:: EXERCISE PROMPT ::
Everything in the listing should be restated word for word.

▬▬▬▬▬▬▬▬▬▬

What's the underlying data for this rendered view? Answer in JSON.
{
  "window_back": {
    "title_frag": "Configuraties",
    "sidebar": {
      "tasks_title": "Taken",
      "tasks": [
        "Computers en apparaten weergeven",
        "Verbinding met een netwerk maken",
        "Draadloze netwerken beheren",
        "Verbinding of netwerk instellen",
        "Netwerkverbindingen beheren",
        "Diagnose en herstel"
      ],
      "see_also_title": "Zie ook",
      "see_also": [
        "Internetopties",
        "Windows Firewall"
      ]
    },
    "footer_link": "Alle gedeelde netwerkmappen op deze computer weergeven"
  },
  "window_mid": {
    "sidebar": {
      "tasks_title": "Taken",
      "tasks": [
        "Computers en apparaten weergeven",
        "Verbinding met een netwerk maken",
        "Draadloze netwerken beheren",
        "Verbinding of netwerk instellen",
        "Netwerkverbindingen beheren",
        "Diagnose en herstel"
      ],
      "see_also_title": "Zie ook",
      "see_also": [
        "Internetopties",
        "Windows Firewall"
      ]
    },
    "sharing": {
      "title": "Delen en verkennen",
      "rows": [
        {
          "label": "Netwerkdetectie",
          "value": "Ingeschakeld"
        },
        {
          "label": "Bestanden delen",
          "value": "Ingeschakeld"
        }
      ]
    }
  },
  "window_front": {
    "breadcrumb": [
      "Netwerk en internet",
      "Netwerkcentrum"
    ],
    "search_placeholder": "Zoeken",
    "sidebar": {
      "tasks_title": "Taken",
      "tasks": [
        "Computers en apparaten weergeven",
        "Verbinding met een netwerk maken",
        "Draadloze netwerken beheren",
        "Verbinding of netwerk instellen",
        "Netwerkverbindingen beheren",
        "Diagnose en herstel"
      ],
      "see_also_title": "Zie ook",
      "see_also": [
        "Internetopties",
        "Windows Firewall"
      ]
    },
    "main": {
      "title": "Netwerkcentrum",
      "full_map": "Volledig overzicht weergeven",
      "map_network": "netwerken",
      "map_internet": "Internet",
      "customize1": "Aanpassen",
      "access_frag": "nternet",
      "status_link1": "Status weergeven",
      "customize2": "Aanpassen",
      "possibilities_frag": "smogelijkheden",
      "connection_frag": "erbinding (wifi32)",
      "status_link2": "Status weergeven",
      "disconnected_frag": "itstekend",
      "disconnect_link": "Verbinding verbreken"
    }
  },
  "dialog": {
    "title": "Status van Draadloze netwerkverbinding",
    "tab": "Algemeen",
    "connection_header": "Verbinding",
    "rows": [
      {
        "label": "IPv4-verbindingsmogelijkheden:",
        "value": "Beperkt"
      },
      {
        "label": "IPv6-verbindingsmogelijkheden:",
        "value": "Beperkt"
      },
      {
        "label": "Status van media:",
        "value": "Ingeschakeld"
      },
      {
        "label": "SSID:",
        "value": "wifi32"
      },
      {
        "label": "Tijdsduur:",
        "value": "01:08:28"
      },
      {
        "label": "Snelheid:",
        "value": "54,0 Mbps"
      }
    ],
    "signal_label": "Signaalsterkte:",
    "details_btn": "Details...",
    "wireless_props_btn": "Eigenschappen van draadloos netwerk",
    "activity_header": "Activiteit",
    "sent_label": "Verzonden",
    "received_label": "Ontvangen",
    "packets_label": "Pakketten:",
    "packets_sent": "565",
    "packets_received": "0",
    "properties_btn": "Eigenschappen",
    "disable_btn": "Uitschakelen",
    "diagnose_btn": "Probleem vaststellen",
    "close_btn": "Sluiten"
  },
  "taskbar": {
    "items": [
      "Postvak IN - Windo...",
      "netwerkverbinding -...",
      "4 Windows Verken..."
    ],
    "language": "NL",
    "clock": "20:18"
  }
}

▬▬▬▬▬▬▬▬▬▬

:: ANSWER ::
What's the underlying data for this rendered view? Answer in JSON.
{
  "window_back": {
    "title_frag": "Configuraties",
    "sidebar": {
      "tasks_title": "Taken",
      "tasks": [
        "Computers en apparaten weergeven",
        "Verbinding met een netwerk maken",
        "Draadloze netwerken beheren",
        "Verbinding of netwerk instellen",
        "Netwerkverbindingen beheren",
        "Diagnose en herstel"
      ],
      "see_also_title": "Zie ook",
      "see_also": [
        "Internetopties",
        "Windows Firewall"
      ]
    },
    "footer_link": "Alle gedeelde netwerkmappen op deze computer weergeven"
  },
  "window_mid": {
    "sidebar": {
      "tasks_title": "Taken",
      "tasks": [
        "Computers en apparaten weergeven",
        "Verbinding met een netwerk maken",
        "Draadloze netwerken beheren",
        "Verbinding of netwerk instellen",
        "Netwerkverbindingen beheren",
        "Diagnose en herstel"
      ],
      "see_also_title": "Zie ook",
      "see_also": [
        "Internetopties",
        "Windows Firewall"
      ]
    },
    "sharing": {
      "title": "Delen en verkennen",
      "rows": [
        {
          "label": "Netwerkdetectie",
          "value": "Ingeschakeld"
        },
        {
          "label": "Bestanden delen",
          "value": "Ingeschakeld"
        }
      ]
    }
  },
  "window_front": {
    "breadcrumb": [
      "Netwerk en internet",
      "Netwerkcentrum"
    ],
    "search_placeholder": "Zoeken",
    "sidebar": {
      "tasks_title": "Taken",
      "tasks": [
        "Computers en apparaten weergeven",
        "Verbinding met een netwerk maken",
        "Draadloze netwerken beheren",
        "Verbinding of netwerk instellen",
        "Netwerkverbindingen beheren",
        "Diagnose en herstel"
      ],
      "see_also_title": "Zie ook",
      "see_also": [
        "Internetopties",
        "Windows Firewall"
      ]
    },
    "main": {
      "title": "Netwerkcentrum",
      "full_map": "Volledig overzicht weergeven",
      "map_network": "netwerken",
      "map_internet": "Internet",
      "customize1": "Aanpassen",
      "access_frag": "nternet",
      "status_link1": "Status weergeven",
      "customize2": "Aanpassen",
      "possibilities_frag": "smogelijkheden",
      "connection_frag": "erbinding (wifi32)",
      "status_link2": "Status weergeven",
      "disconnected_frag": "itstekend",
      "disconnect_link": "Verbinding verbreken"
    }
  },
  "dialog": {
    "title": "Status van Draadloze netwerkverbinding",
    "tab": "Algemeen",
    "connection_header": "Verbinding",
    "rows": [
      {
        "label": "IPv4-verbindingsmogelijkheden:",
        "value": "Beperkt"
      },
      {
        "label": "IPv6-verbindingsmogelijkheden:",
        "value": "Beperkt"
      },
      {
        "label": "Status van media:",
        "value": "Ingeschakeld"
      },
      {
        "label": "SSID:",
        "value": "wifi32"
      },
      {
        "label": "Tijdsduur:",
        "value": "01:08:28"
      },
      {
        "label": "Snelheid:",
        "value": "54,0 Mbps"
      }
    ],
    "signal_label": "Signaalsterkte:",
    "details_btn": "Details...",
    "wireless_props_btn": "Eigenschappen van draadloos netwerk",
    "activity_header": "Activiteit",
    "sent_label": "Verzonden",
    "received_label": "Ontvangen",
    "packets_label": "Pakketten:",
    "packets_sent": "565",
    "packets_received": "0",
    "properties_btn": "Eigenschappen",
    "disable_btn": "Uitschakelen",
    "diagnose_btn": "Probleem vaststellen",
    "close_btn": "Sluiten"
  },
  "taskbar": {
    "items": [
      "Postvak IN - Windo...",
      "netwerkverbinding -...",
      "4 Windows Verken..."
    ],
    "language": "NL",
    "clock": "20:18"
  }
}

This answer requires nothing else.